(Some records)

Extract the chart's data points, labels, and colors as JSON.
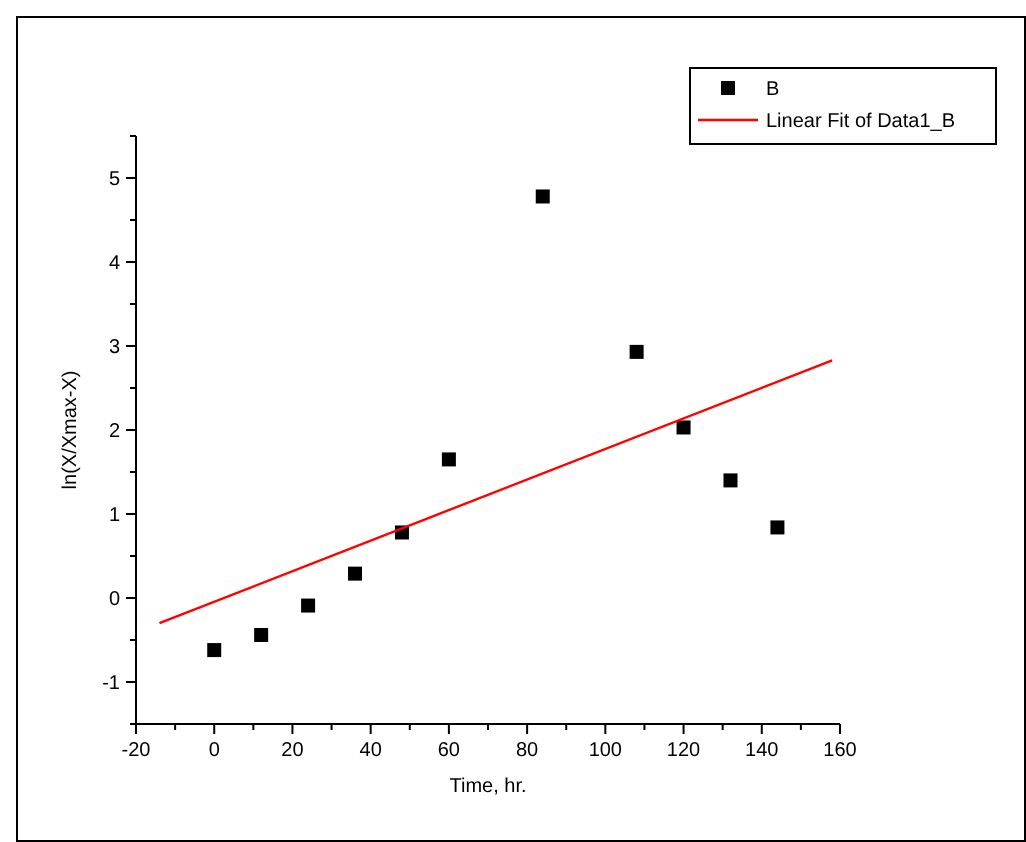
{
  "chart_data": {
    "type": "scatter",
    "xlabel": "Time, hr.",
    "ylabel": "ln(X/Xmax-X)",
    "xlim": [
      -20,
      160
    ],
    "ylim": [
      -1.5,
      5.5
    ],
    "xticks": [
      -20,
      {
        "value": -10,
        "label": null
      },
      0,
      {
        "value": 10,
        "label": null
      },
      20,
      {
        "value": 30,
        "label": null
      },
      40,
      {
        "value": 50,
        "label": null
      },
      60,
      {
        "value": 70,
        "label": null
      },
      80,
      {
        "value": 90,
        "label": null
      },
      100,
      {
        "value": 110,
        "label": null
      },
      120,
      {
        "value": 130,
        "label": null
      },
      140,
      {
        "value": 150,
        "label": null
      },
      160
    ],
    "yticks": [
      {
        "value": -1.5,
        "label": null
      },
      -1,
      {
        "value": -0.5,
        "label": null
      },
      0,
      {
        "value": 0.5,
        "label": null
      },
      1,
      {
        "value": 1.5,
        "label": null
      },
      2,
      {
        "value": 2.5,
        "label": null
      },
      3,
      {
        "value": 3.5,
        "label": null
      },
      4,
      {
        "value": 4.5,
        "label": null
      },
      5,
      {
        "value": 5.5,
        "label": null
      }
    ],
    "legend": "top right",
    "grid": false,
    "series": [
      {
        "name": "B",
        "marker": "square",
        "color": "#000000",
        "x": [
          0,
          12,
          24,
          36,
          48,
          60,
          84,
          108,
          120,
          132,
          144
        ],
        "values": [
          -0.62,
          -0.44,
          -0.09,
          0.29,
          0.78,
          1.65,
          4.78,
          2.93,
          2.03,
          1.4,
          0.84
        ]
      },
      {
        "name": "Linear Fit of Data1_B",
        "type": "line",
        "marker": "none",
        "color": "#ff0000",
        "x": [
          -14,
          158
        ],
        "values": [
          -0.3,
          2.83
        ]
      }
    ]
  }
}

Task prompt:
Print the listing above in full, exactly as written. Omit any pictures.

Solution:
Extract the chart's data points, labels, and colors as JSON.
{
  "chart_data": {
    "type": "scatter",
    "xlabel": "Time, hr.",
    "ylabel": "ln(X/Xmax-X)",
    "xlim": [
      -20,
      160
    ],
    "ylim": [
      -1.5,
      5.5
    ],
    "xticks": [
      -20,
      {
        "value": -10,
        "label": null
      },
      0,
      {
        "value": 10,
        "label": null
      },
      20,
      {
        "value": 30,
        "label": null
      },
      40,
      {
        "value": 50,
        "label": null
      },
      60,
      {
        "value": 70,
        "label": null
      },
      80,
      {
        "value": 90,
        "label": null
      },
      100,
      {
        "value": 110,
        "label": null
      },
      120,
      {
        "value": 130,
        "label": null
      },
      140,
      {
        "value": 150,
        "label": null
      },
      160
    ],
    "yticks": [
      {
        "value": -1.5,
        "label": null
      },
      -1,
      {
        "value": -0.5,
        "label": null
      },
      0,
      {
        "value": 0.5,
        "label": null
      },
      1,
      {
        "value": 1.5,
        "label": null
      },
      2,
      {
        "value": 2.5,
        "label": null
      },
      3,
      {
        "value": 3.5,
        "label": null
      },
      4,
      {
        "value": 4.5,
        "label": null
      },
      5,
      {
        "value": 5.5,
        "label": null
      }
    ],
    "legend": "top right",
    "grid": false,
    "series": [
      {
        "name": "B",
        "marker": "square",
        "color": "#000000",
        "x": [
          0,
          12,
          24,
          36,
          48,
          60,
          84,
          108,
          120,
          132,
          144
        ],
        "values": [
          -0.62,
          -0.44,
          -0.09,
          0.29,
          0.78,
          1.65,
          4.78,
          2.93,
          2.03,
          1.4,
          0.84
        ]
      },
      {
        "name": "Linear Fit of Data1_B",
        "type": "line",
        "marker": "none",
        "color": "#ff0000",
        "x": [
          -14,
          158
        ],
        "values": [
          -0.3,
          2.83
        ]
      }
    ]
  }
}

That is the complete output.